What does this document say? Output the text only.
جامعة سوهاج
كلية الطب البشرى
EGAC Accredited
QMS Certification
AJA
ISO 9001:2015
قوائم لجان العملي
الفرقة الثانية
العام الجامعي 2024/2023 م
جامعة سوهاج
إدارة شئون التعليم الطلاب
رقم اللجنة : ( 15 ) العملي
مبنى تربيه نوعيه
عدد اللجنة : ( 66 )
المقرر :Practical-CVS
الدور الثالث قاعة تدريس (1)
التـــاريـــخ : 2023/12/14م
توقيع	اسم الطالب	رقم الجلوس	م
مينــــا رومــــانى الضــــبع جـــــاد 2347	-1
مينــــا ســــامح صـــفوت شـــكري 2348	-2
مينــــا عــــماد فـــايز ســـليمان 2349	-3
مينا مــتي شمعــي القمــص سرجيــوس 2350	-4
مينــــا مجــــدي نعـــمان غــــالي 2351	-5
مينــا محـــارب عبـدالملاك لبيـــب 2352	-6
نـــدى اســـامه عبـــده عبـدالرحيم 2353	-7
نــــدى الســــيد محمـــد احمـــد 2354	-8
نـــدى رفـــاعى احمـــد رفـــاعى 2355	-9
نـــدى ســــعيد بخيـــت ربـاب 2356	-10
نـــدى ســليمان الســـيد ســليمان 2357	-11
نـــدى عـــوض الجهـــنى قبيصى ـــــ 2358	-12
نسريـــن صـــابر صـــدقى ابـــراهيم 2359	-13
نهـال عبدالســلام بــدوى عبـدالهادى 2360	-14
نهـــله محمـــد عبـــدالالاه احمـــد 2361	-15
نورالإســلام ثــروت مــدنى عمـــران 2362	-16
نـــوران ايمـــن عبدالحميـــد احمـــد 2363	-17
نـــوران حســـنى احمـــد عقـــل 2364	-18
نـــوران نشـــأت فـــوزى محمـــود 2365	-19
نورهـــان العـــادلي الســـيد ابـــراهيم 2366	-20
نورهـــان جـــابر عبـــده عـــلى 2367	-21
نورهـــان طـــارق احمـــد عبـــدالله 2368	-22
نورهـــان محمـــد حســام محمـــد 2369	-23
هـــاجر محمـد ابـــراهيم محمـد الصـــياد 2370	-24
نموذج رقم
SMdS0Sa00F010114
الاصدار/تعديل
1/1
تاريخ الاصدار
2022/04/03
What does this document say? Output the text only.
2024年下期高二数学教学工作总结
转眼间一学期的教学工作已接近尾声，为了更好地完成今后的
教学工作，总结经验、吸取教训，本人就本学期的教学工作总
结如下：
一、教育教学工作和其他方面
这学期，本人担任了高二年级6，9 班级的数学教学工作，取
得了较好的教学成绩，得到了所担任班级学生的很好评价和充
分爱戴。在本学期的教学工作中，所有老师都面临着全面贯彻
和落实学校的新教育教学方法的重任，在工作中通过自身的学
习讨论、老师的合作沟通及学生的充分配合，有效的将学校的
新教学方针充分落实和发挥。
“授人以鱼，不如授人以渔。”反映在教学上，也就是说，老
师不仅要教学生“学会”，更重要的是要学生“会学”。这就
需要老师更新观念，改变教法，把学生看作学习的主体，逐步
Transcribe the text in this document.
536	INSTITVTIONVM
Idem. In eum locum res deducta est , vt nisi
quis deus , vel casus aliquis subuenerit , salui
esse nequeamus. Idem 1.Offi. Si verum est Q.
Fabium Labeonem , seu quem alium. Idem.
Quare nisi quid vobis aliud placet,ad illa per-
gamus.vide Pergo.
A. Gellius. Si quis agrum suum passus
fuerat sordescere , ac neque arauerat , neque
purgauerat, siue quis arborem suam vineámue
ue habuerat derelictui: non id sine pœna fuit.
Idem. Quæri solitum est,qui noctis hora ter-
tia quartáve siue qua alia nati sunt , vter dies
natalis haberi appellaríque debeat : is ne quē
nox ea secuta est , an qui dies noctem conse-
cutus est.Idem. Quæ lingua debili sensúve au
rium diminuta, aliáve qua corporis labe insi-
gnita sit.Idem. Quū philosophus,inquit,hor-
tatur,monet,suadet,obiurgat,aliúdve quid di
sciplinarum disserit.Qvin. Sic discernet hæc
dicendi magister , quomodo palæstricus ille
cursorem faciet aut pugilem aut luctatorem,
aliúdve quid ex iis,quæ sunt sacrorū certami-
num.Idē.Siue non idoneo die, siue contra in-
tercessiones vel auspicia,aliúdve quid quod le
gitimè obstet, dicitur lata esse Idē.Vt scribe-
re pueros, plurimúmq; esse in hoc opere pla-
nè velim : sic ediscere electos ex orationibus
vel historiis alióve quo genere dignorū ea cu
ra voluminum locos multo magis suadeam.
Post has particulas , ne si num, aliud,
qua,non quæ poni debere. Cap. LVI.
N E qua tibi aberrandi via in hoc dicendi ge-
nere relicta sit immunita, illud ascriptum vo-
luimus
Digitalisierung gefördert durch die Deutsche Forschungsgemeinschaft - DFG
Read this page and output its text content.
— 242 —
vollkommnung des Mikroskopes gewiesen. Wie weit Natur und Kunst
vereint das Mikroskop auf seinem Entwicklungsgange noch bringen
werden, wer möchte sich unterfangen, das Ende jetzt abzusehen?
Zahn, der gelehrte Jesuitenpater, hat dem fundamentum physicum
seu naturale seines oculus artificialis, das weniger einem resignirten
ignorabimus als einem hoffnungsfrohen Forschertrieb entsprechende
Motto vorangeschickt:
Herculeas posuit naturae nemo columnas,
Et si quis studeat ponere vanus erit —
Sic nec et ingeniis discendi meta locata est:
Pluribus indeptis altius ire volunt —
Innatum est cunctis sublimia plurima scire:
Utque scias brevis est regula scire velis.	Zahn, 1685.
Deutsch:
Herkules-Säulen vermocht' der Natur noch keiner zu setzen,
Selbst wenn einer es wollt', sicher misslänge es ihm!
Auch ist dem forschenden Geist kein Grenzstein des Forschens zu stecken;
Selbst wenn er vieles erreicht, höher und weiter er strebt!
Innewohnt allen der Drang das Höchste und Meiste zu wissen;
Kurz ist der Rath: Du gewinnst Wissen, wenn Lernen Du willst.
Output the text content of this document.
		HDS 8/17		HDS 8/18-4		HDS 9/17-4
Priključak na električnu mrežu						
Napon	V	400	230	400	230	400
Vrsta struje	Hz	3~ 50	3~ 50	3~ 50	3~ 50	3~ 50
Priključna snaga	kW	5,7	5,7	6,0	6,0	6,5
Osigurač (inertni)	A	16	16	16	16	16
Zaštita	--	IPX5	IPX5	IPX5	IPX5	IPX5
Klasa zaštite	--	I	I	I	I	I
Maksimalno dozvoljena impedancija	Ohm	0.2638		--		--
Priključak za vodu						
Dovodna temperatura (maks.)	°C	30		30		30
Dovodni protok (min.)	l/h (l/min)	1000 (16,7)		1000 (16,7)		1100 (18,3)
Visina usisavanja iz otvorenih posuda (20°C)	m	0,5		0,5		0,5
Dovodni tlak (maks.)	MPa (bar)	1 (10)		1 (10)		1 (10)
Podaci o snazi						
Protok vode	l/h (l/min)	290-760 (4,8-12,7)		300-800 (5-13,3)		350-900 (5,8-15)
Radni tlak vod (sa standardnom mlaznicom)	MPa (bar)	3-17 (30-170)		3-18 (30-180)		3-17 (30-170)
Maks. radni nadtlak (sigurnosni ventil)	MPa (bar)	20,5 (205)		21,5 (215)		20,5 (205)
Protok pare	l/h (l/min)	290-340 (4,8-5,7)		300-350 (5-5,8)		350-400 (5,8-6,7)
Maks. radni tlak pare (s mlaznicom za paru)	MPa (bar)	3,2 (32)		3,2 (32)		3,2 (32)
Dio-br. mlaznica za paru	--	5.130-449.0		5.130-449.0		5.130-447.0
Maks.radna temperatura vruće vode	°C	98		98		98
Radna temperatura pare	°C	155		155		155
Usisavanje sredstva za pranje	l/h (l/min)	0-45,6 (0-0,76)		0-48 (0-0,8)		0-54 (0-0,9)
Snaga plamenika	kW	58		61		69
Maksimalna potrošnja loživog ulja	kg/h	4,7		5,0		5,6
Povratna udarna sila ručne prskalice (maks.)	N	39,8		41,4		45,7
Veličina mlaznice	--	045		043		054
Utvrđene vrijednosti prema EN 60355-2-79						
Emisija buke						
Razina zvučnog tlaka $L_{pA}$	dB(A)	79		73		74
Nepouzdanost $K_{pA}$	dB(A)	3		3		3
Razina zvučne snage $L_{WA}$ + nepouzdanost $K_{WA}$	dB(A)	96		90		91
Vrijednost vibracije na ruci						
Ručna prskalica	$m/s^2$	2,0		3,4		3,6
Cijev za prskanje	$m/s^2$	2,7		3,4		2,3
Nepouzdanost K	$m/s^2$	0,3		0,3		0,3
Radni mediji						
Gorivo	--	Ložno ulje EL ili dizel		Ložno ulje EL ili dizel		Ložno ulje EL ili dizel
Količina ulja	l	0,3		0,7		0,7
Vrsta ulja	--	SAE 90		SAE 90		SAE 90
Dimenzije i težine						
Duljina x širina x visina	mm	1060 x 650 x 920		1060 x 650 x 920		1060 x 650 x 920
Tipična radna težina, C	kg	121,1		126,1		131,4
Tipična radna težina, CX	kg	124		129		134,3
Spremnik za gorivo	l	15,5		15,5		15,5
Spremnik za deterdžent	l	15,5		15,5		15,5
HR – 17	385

************

* **WRITTEN REQUEST**: Find every line in the listing that holds the string "dicendi", then say how many there are as a bare number.

* **WORKED ANSWER**: 2